§ Written problem:
Can you print the data exactly and leave out each image?

§ Data extract:

+---+

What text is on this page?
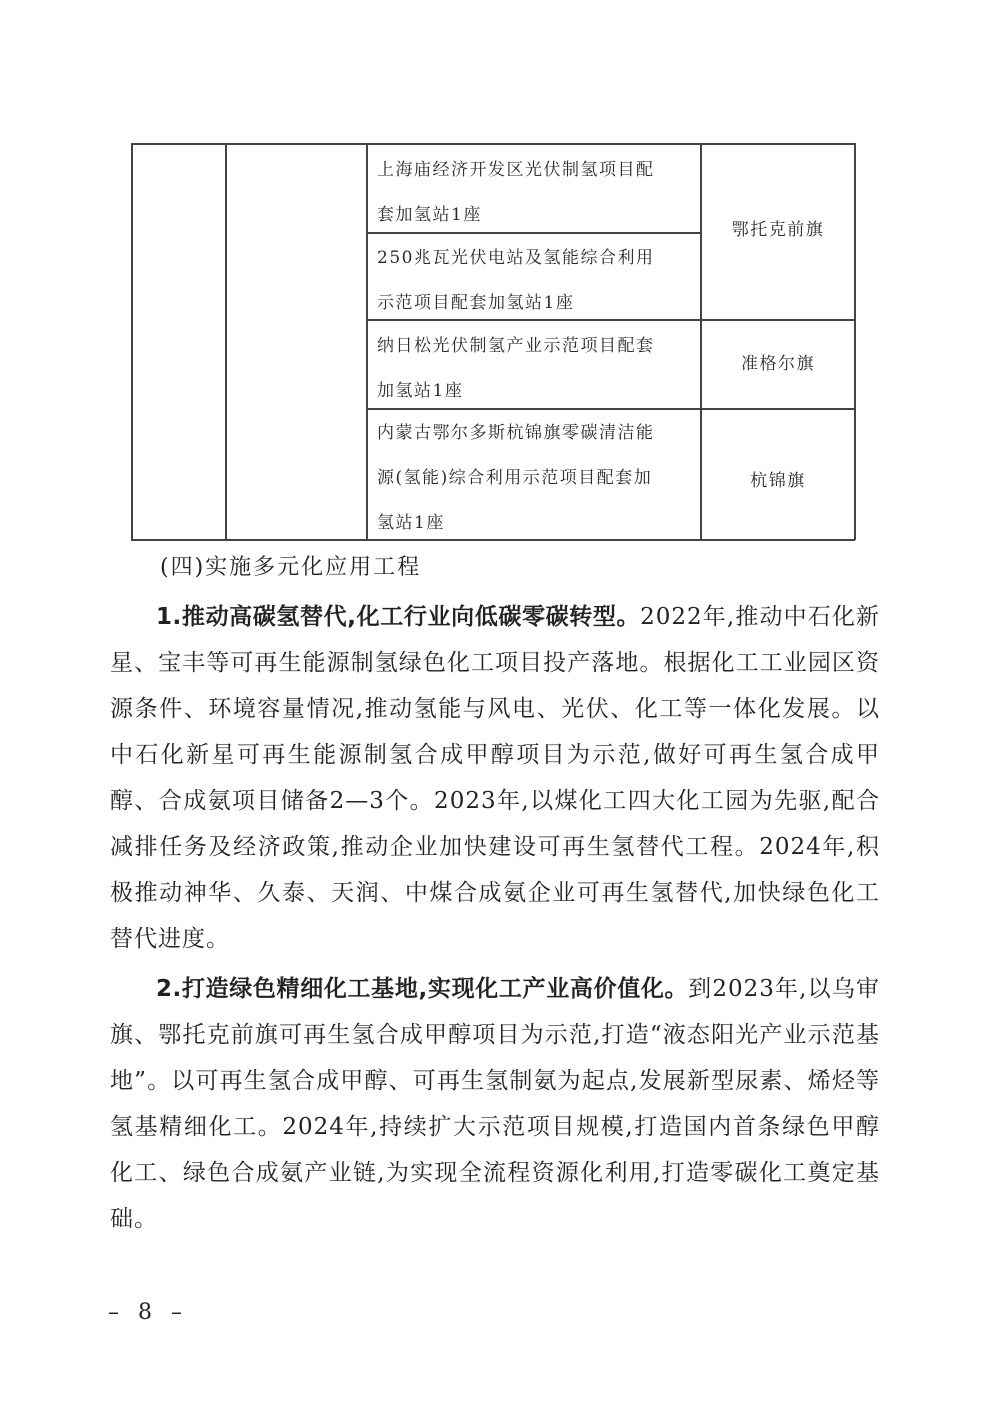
上海庙经济开发区光伏制氢项目配
套加氢站1座
250兆瓦光伏电站及氢能综合利用
示范项目配套加氢站1座
鄂托克前旗
纳日松光伏制氢产业示范项目配套
加氢站1座
准格尔旗
内蒙古鄂尔多斯杭锦旗零碳清洁能
源(氢能)综合利用示范项目配套加
氢站1座
杭锦旗
(四)实施多元化应用工程

1.推动高碳氢替代,化工行业向低碳零碳转型。2022年,推动中石化新星、宝丰等可再生能源制氢绿色化工项目投产落地。根据化工工业园区资源条件、环境容量情况,推动氢能与风电、光伏、化工等一体化发展。以中石化新星可再生能源制氢合成甲醇项目为示范,做好可再生氢合成甲醇、合成氨项目储备2—3个。2023年,以煤化工四大化工园为先驱,配合减排任务及经济政策,推动企业加快建设可再生氢替代工程。2024年,积极推动神华、久泰、天润、中煤合成氨企业可再生氢替代,加快绿色化工替代进度。

2.打造绿色精细化工基地,实现化工产业高价值化。到2023年,以乌审旗、鄂托克前旗可再生氢合成甲醇项目为示范,打造“液态阳光产业示范基地”。以可再生氢合成甲醇、可再生氢制氨为起点,发展新型尿素、烯烃等氢基精细化工。2024年,持续扩大示范项目规模,打造国内首条绿色甲醇化工、绿色合成氨产业链,为实现全流程资源化利用,打造零碳化工奠定基础。

– 8 –
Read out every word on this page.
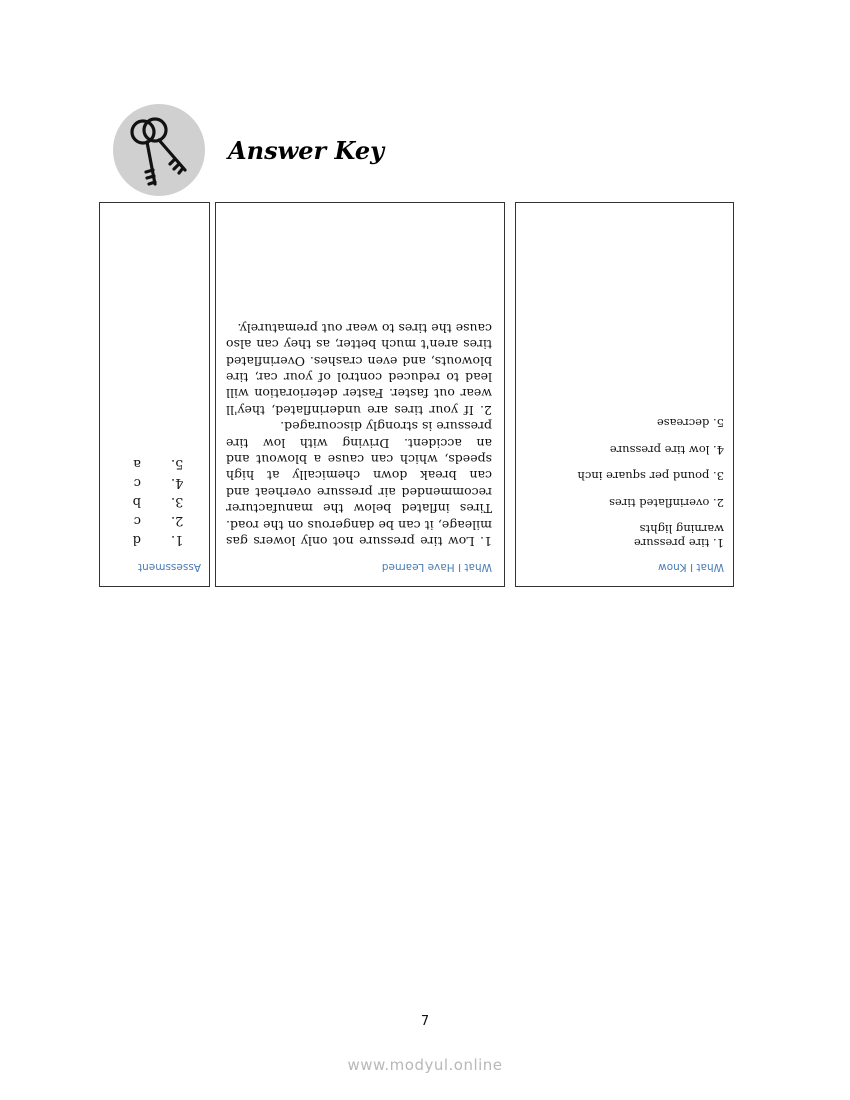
Answer Key
Assessment
1.
d
2.
c
3.
b
4.
c
5.
a
What I Have Learned

1. Low tire pressure not only lowers gas mileage, it can be dangerous on the road. Tires inflated below the manufacturer recommended air pressure overheat and can break down chemically at high speeds, which can cause a blowout and an accident. Driving with low tire pressure is strongly discouraged.

2. If your tires are underinflated, they'll wear out faster. Faster deterioration will lead to reduced control of your car, tire blowouts, and even crashes. Overinflated tires aren't much better, as they can also cause the tires to wear out prematurely.

What I Know
1. tire pressure warning lights
2. overinflated tires
3. pound per square inch
4. low tire pressure
5. decrease
7
www.modyul.online
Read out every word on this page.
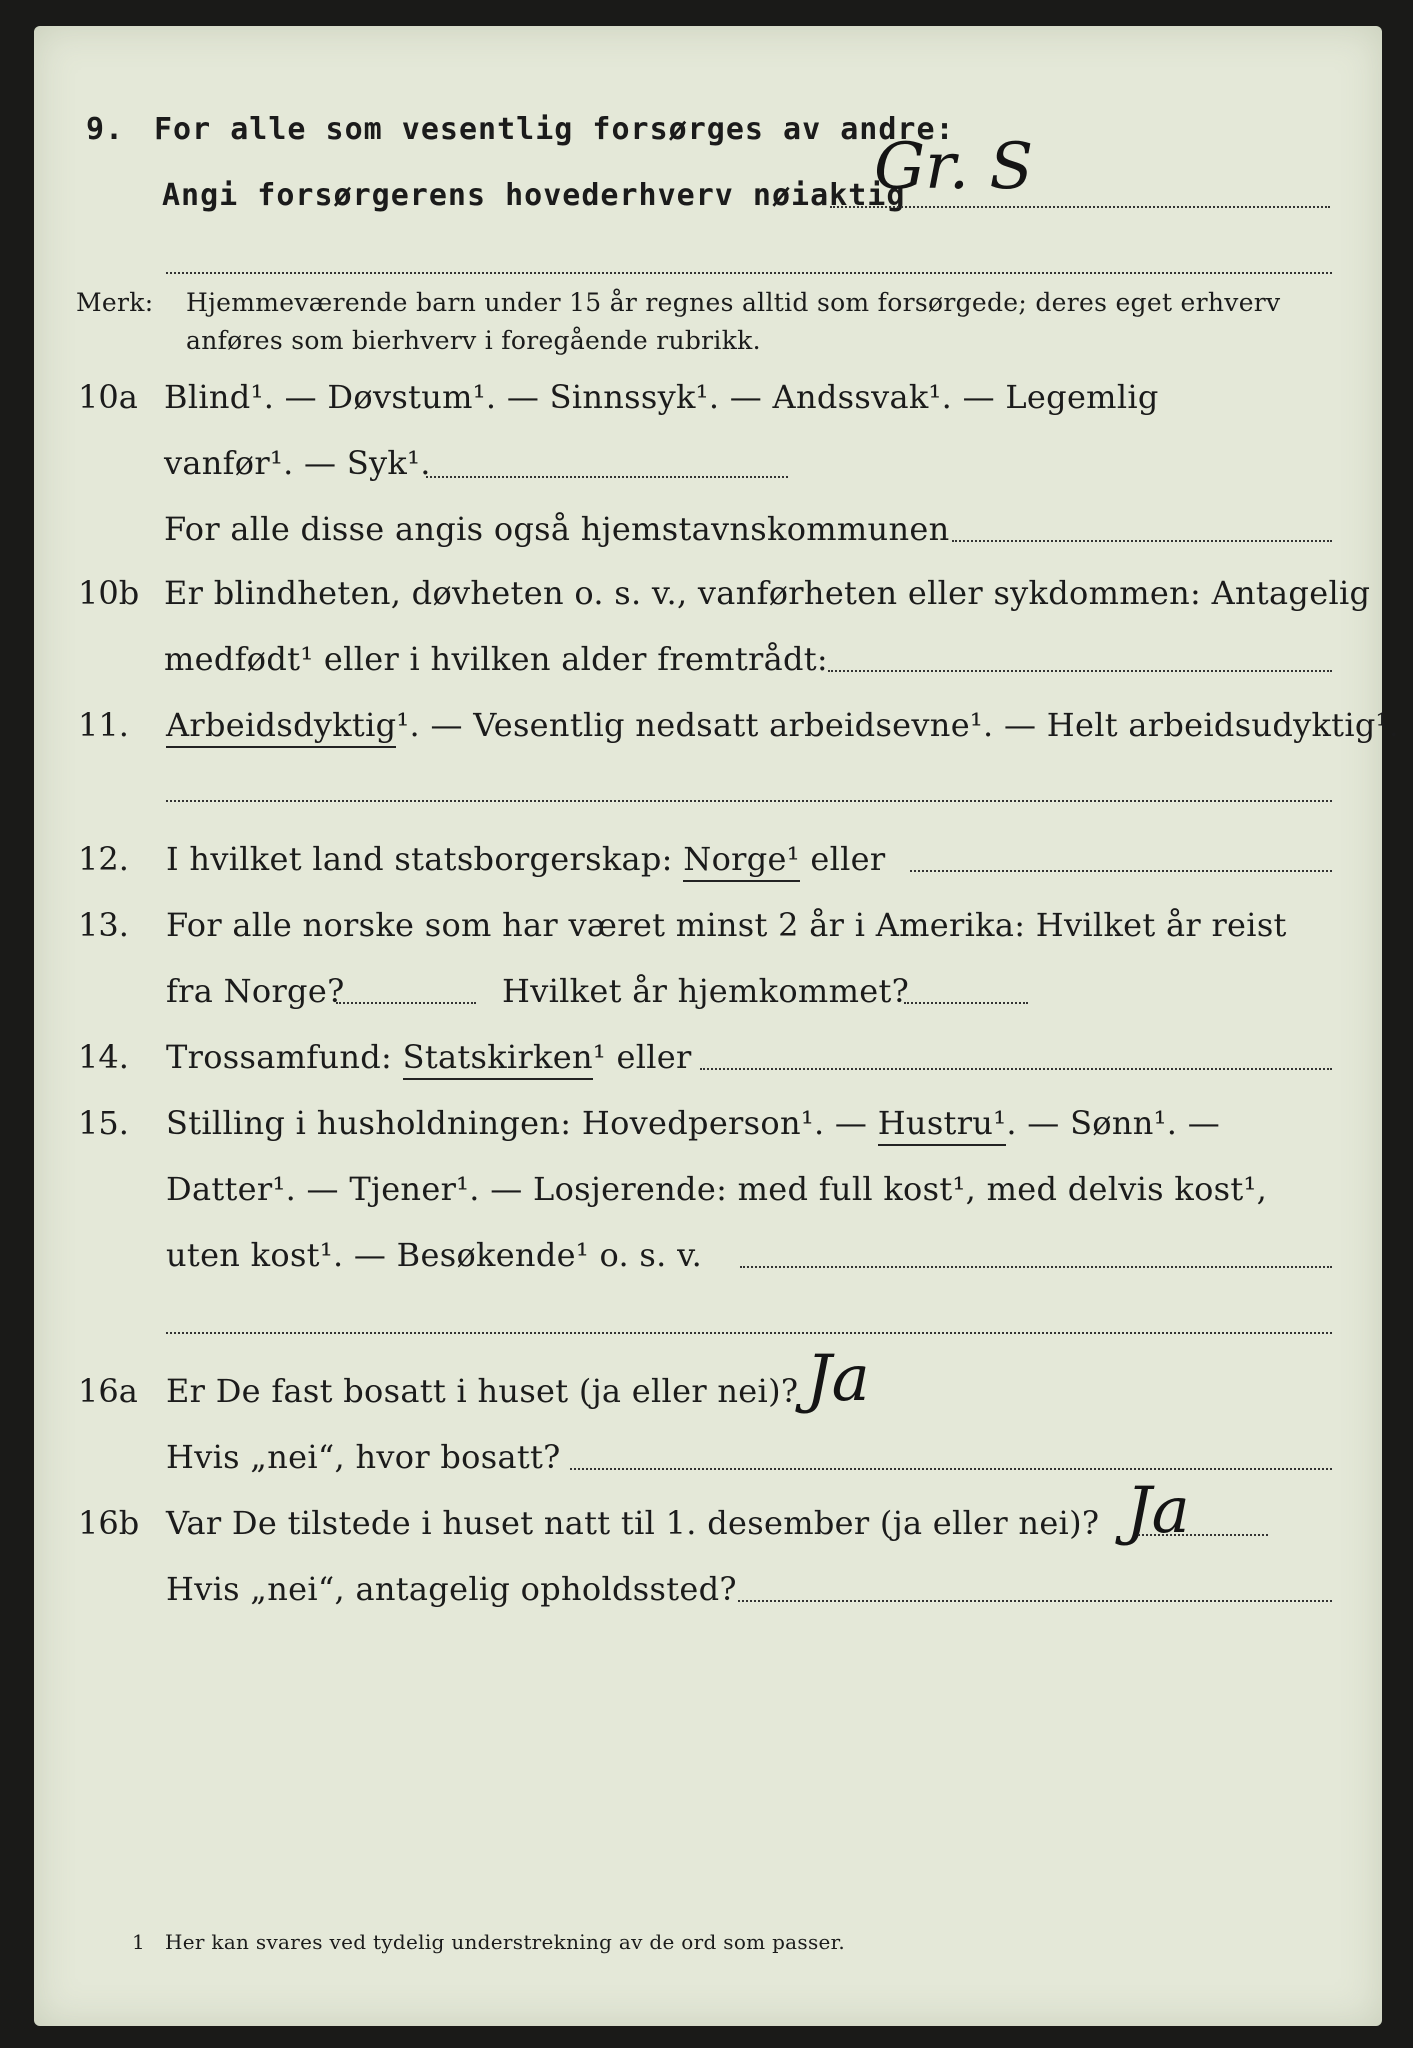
9. For alle som vesentlig forsørges av andre:
Angi forsørgerens hovederhverv nøiaktig
Gr. S
Merk: Hjemmeværende barn under 15 år regnes alltid som forsørgede; deres eget erhverv
anføres som bierhverv i foregående rubrikk.
10a Blind¹. — Døvstum¹. — Sinnssyk¹. — Andssvak¹. — Legemlig
vanfør¹. — Syk¹.
For alle disse angis også hjemstavnskommunen
10b Er blindheten, døvheten o. s. v., vanførheten eller sykdommen: Antagelig
medfødt¹ eller i hvilken alder fremtrådt:
11. Arbeidsdyktig¹. — Vesentlig nedsatt arbeidsevne¹. — Helt arbeidsudyktig¹.
12. I hvilket land statsborgerskap: Norge¹ eller
13. For alle norske som har været minst 2 år i Amerika: Hvilket år reist
fra Norge?	Hvilket år hjemkommet?
14. Trossamfund: Statskirken¹ eller
15. Stilling i husholdningen: Hovedperson¹. — Hustru¹. — Sønn¹. —
Datter¹. — Tjener¹. — Losjerende: med full kost¹, med delvis kost¹,
uten kost¹. — Besøkende¹ o. s. v.
16a Er De fast bosatt i huset (ja eller nei)? Ja
Hvis „nei“, hvor bosatt?
16b Var De tilstede i huset natt til 1. desember (ja eller nei)? Ja
Hvis „nei“, antagelig opholdssted?
1 Her kan svares ved tydelig understrekning av de ord som passer.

+---+

§ Expected output:
What text is on this page?
上海庙经济开发区光伏制氢项目配
套加氢站1座
250兆瓦光伏电站及氢能综合利用
示范项目配套加氢站1座
鄂托克前旗
纳日松光伏制氢产业示范项目配套
加氢站1座
准格尔旗
内蒙古鄂尔多斯杭锦旗零碳清洁能
源(氢能)综合利用示范项目配套加
氢站1座
杭锦旗
(四)实施多元化应用工程

1.推动高碳氢替代,化工行业向低碳零碳转型。2022年,推动中石化新星、宝丰等可再生能源制氢绿色化工项目投产落地。根据化工工业园区资源条件、环境容量情况,推动氢能与风电、光伏、化工等一体化发展。以中石化新星可再生能源制氢合成甲醇项目为示范,做好可再生氢合成甲醇、合成氨项目储备2—3个。2023年,以煤化工四大化工园为先驱,配合减排任务及经济政策,推动企业加快建设可再生氢替代工程。2024年,积极推动神华、久泰、天润、中煤合成氨企业可再生氢替代,加快绿色化工替代进度。

2.打造绿色精细化工基地,实现化工产业高价值化。到2023年,以乌审旗、鄂托克前旗可再生氢合成甲醇项目为示范,打造“液态阳光产业示范基地”。以可再生氢合成甲醇、可再生氢制氨为起点,发展新型尿素、烯烃等氢基精细化工。2024年,持续扩大示范项目规模,打造国内首条绿色甲醇化工、绿色合成氨产业链,为实现全流程资源化利用,打造零碳化工奠定基础。

– 8 –
Read out every word on this page.
Answer Key
Assessment
1.
d
2.
c
3.
b
4.
c
5.
a
What I Have Learned

1. Low tire pressure not only lowers gas mileage, it can be dangerous on the road. Tires inflated below the manufacturer recommended air pressure overheat and can break down chemically at high speeds, which can cause a blowout and an accident. Driving with low tire pressure is strongly discouraged.

2. If your tires are underinflated, they'll wear out faster. Faster deterioration will lead to reduced control of your car, tire blowouts, and even crashes. Overinflated tires aren't much better, as they can also cause the tires to wear out prematurely.

What I Know
1. tire pressure warning lights
2. overinflated tires
3. pound per square inch
4. low tire pressure
5. decrease
7
www.modyul.online
Read out every word on this page.
9. For alle som vesentlig forsørges av andre:
Angi forsørgerens hovederhverv nøiaktig
Gr. S
Merk: Hjemmeværende barn under 15 år regnes alltid som forsørgede; deres eget erhverv
anføres som bierhverv i foregående rubrikk.
10a Blind¹. — Døvstum¹. — Sinnssyk¹. — Andssvak¹. — Legemlig
vanfør¹. — Syk¹.
For alle disse angis også hjemstavnskommunen
10b Er blindheten, døvheten o. s. v., vanførheten eller sykdommen: Antagelig
medfødt¹ eller i hvilken alder fremtrådt:
11. Arbeidsdyktig¹. — Vesentlig nedsatt arbeidsevne¹. — Helt arbeidsudyktig¹.
12. I hvilket land statsborgerskap: Norge¹ eller
13. For alle norske som har været minst 2 år i Amerika: Hvilket år reist
fra Norge?	Hvilket år hjemkommet?
14. Trossamfund: Statskirken¹ eller
15. Stilling i husholdningen: Hovedperson¹. — Hustru¹. — Sønn¹. —
Datter¹. — Tjener¹. — Losjerende: med full kost¹, med delvis kost¹,
uten kost¹. — Besøkende¹ o. s. v.
16a Er De fast bosatt i huset (ja eller nei)? Ja
Hvis „nei“, hvor bosatt?
16b Var De tilstede i huset natt til 1. desember (ja eller nei)? Ja
Hvis „nei“, antagelig opholdssted?
1 Her kan svares ved tydelig understrekning av de ord som passer.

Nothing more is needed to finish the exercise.